Problem requirements: Render every entry verbatim.

Start Exercise inputs

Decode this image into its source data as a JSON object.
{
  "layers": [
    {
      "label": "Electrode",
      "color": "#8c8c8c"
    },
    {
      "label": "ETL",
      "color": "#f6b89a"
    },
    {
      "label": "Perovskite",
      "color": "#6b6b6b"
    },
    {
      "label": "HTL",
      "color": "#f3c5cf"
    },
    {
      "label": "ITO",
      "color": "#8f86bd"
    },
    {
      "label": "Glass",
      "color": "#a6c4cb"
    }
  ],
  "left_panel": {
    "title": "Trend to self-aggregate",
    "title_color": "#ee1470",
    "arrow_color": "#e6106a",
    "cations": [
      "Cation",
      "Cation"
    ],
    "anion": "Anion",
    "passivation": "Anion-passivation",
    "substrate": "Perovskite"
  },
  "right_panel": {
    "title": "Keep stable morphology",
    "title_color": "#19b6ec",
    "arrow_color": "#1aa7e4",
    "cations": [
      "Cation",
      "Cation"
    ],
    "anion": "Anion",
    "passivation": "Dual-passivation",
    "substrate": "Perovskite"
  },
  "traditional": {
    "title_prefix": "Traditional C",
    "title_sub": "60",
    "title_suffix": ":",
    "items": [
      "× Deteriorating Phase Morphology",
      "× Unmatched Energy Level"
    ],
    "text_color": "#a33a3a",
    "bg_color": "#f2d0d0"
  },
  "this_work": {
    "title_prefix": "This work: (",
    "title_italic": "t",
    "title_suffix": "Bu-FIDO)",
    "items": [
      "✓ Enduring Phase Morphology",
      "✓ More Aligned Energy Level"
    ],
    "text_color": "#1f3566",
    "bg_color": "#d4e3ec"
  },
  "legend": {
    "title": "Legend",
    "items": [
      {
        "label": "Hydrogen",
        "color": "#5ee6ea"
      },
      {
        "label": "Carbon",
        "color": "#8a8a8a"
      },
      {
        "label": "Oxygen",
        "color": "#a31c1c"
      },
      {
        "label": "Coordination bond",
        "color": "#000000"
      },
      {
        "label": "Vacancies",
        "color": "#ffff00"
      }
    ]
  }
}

End Exercise inputs

Response to the task:
Decode this image into its source data as a JSON object.
{
  "layers": [
    {
      "label": "Electrode",
      "color": "#8c8c8c"
    },
    {
      "label": "ETL",
      "color": "#f6b89a"
    },
    {
      "label": "Perovskite",
      "color": "#6b6b6b"
    },
    {
      "label": "HTL",
      "color": "#f3c5cf"
    },
    {
      "label": "ITO",
      "color": "#8f86bd"
    },
    {
      "label": "Glass",
      "color": "#a6c4cb"
    }
  ],
  "left_panel": {
    "title": "Trend to self-aggregate",
    "title_color": "#ee1470",
    "arrow_color": "#e6106a",
    "cations": [
      "Cation",
      "Cation"
    ],
    "anion": "Anion",
    "passivation": "Anion-passivation",
    "substrate": "Perovskite"
  },
  "right_panel": {
    "title": "Keep stable morphology",
    "title_color": "#19b6ec",
    "arrow_color": "#1aa7e4",
    "cations": [
      "Cation",
      "Cation"
    ],
    "anion": "Anion",
    "passivation": "Dual-passivation",
    "substrate": "Perovskite"
  },
  "traditional": {
    "title_prefix": "Traditional C",
    "title_sub": "60",
    "title_suffix": ":",
    "items": [
      "× Deteriorating Phase Morphology",
      "× Unmatched Energy Level"
    ],
    "text_color": "#a33a3a",
    "bg_color": "#f2d0d0"
  },
  "this_work": {
    "title_prefix": "This work: (",
    "title_italic": "t",
    "title_suffix": "Bu-FIDO)",
    "items": [
      "✓ Enduring Phase Morphology",
      "✓ More Aligned Energy Level"
    ],
    "text_color": "#1f3566",
    "bg_color": "#d4e3ec"
  },
  "legend": {
    "title": "Legend",
    "items": [
      {
        "label": "Hydrogen",
        "color": "#5ee6ea"
      },
      {
        "label": "Carbon",
        "color": "#8a8a8a"
      },
      {
        "label": "Oxygen",
        "color": "#a31c1c"
      },
      {
        "label": "Coordination bond",
        "color": "#000000"
      },
      {
        "label": "Vacancies",
        "color": "#ffff00"
      }
    ]
  }
}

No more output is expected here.